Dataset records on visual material
* * * *

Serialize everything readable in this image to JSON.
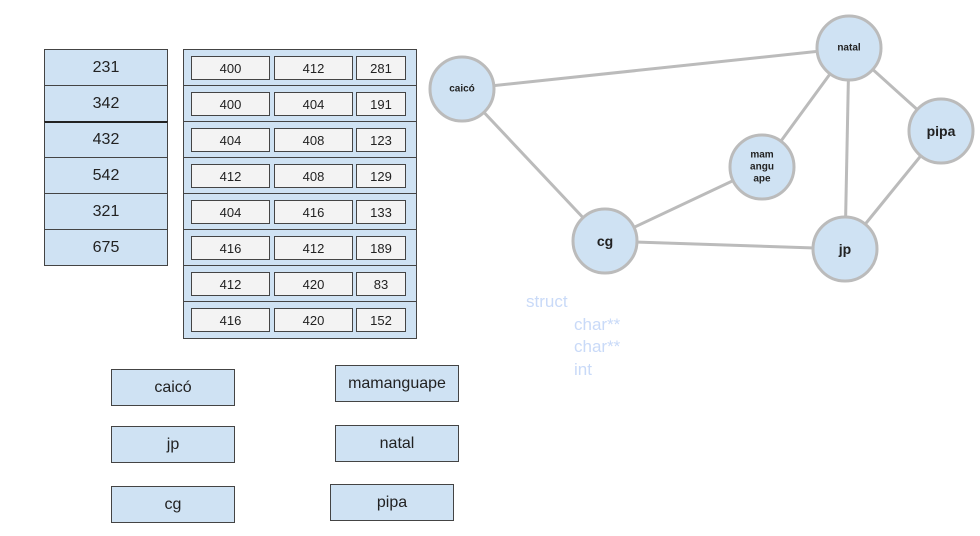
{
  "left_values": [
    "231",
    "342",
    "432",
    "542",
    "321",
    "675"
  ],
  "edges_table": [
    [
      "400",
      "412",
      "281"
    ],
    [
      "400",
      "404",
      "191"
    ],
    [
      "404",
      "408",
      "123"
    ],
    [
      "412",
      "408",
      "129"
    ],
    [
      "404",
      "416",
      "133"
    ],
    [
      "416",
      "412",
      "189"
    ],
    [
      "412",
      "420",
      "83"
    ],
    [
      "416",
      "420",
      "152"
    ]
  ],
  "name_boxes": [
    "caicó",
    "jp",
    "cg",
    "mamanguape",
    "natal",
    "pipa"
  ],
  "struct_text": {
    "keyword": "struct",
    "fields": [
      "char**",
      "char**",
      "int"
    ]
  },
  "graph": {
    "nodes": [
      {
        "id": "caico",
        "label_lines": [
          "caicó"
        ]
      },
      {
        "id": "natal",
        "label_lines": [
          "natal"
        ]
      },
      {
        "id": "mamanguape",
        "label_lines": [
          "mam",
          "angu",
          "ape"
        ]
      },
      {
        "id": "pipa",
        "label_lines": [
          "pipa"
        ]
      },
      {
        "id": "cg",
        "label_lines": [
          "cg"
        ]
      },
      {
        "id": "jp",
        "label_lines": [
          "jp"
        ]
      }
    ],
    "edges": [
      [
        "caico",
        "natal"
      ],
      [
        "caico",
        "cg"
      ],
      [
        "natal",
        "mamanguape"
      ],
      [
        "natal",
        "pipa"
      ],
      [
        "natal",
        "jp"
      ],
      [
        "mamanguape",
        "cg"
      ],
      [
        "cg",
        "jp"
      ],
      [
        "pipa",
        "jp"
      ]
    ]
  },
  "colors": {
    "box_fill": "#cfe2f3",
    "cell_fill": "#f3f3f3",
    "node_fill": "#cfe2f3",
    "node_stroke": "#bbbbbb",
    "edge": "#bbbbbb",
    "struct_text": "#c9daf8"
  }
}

* * * *

Set problem: Which lines hold the word "mamanguape"? Copy all of them.

Full solution:
    "mamanguape",
        "id": "mamanguape",
        "mamanguape"
        "mamanguape",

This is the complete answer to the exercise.